===== The records =====
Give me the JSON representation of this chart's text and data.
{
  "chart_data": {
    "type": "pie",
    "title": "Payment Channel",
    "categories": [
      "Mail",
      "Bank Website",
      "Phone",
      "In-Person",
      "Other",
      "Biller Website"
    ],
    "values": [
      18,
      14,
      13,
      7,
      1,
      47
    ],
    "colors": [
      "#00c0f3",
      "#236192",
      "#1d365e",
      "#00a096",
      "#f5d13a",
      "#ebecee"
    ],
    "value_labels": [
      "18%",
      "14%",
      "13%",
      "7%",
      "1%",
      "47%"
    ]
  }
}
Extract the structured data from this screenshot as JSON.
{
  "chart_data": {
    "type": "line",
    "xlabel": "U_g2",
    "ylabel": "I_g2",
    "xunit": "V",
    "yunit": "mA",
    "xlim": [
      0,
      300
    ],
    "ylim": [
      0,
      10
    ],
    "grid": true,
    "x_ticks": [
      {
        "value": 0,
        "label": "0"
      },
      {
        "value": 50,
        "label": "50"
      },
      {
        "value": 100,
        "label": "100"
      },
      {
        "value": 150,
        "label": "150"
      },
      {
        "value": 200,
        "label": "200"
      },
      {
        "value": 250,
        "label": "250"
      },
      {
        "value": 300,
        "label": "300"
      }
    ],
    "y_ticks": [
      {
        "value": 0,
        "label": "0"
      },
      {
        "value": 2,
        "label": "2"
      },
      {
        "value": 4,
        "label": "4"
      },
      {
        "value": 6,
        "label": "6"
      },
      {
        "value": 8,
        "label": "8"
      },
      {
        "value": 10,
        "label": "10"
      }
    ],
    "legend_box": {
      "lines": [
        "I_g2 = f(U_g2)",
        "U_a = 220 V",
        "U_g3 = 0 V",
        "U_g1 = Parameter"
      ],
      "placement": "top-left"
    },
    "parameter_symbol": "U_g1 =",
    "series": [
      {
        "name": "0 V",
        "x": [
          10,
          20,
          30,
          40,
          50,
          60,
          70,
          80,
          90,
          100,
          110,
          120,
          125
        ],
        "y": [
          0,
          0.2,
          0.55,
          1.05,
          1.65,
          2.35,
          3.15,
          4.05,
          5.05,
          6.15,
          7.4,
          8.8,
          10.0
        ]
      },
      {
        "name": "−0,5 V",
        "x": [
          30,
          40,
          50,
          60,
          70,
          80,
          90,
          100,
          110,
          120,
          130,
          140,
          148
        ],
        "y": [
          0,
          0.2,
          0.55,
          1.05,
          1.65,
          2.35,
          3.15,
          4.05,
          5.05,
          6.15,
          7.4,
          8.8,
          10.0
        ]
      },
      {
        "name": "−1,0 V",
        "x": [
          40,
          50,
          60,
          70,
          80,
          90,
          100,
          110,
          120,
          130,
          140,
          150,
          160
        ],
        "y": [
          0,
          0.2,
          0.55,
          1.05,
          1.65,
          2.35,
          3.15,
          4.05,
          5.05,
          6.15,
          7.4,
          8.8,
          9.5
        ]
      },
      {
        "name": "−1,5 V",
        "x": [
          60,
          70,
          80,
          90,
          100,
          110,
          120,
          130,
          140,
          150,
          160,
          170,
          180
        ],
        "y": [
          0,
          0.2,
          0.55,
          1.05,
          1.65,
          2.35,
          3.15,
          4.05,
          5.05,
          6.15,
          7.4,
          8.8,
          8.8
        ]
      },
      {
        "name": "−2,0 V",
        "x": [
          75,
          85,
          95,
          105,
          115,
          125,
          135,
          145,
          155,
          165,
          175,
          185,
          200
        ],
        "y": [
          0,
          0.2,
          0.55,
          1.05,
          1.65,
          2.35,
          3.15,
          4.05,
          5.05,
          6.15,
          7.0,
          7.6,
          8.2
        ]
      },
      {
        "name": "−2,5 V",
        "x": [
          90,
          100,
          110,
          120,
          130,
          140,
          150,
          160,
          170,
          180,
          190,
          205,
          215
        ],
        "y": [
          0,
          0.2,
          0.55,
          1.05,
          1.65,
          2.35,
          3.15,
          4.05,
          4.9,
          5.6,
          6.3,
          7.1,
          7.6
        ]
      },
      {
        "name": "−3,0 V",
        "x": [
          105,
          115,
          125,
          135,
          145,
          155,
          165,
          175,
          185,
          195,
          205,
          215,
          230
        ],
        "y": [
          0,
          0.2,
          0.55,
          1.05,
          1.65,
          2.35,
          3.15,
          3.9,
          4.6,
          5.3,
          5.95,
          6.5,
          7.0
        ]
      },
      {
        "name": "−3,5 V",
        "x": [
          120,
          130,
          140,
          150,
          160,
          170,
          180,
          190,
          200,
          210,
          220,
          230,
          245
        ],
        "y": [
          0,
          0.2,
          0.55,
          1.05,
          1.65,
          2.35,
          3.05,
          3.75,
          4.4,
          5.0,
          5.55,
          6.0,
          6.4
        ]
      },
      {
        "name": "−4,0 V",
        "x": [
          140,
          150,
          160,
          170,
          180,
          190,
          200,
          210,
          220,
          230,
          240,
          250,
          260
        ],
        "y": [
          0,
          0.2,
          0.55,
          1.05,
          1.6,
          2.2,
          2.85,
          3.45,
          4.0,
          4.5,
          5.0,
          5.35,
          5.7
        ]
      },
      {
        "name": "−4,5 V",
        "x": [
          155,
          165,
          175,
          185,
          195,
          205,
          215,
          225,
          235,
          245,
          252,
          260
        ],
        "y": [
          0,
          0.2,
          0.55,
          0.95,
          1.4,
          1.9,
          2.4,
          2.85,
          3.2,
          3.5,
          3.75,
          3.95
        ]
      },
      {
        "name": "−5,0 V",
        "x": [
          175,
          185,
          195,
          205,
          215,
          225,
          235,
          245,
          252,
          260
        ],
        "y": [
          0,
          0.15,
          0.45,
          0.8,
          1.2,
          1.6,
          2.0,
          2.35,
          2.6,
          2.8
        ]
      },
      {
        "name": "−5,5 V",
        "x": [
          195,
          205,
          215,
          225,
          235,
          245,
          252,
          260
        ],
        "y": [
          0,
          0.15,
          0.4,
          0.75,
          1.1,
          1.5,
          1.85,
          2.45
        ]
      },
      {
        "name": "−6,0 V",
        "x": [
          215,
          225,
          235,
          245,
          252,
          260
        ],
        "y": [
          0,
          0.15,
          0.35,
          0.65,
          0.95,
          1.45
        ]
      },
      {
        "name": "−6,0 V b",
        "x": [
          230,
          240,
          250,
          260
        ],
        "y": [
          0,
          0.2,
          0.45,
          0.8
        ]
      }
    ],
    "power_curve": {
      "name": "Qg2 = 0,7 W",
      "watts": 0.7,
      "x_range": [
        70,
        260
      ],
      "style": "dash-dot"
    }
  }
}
=====
■ Exercise brief ■
In the records above, how many lines include "this"? Give that number and nothing more.

■ Answer in full ■
2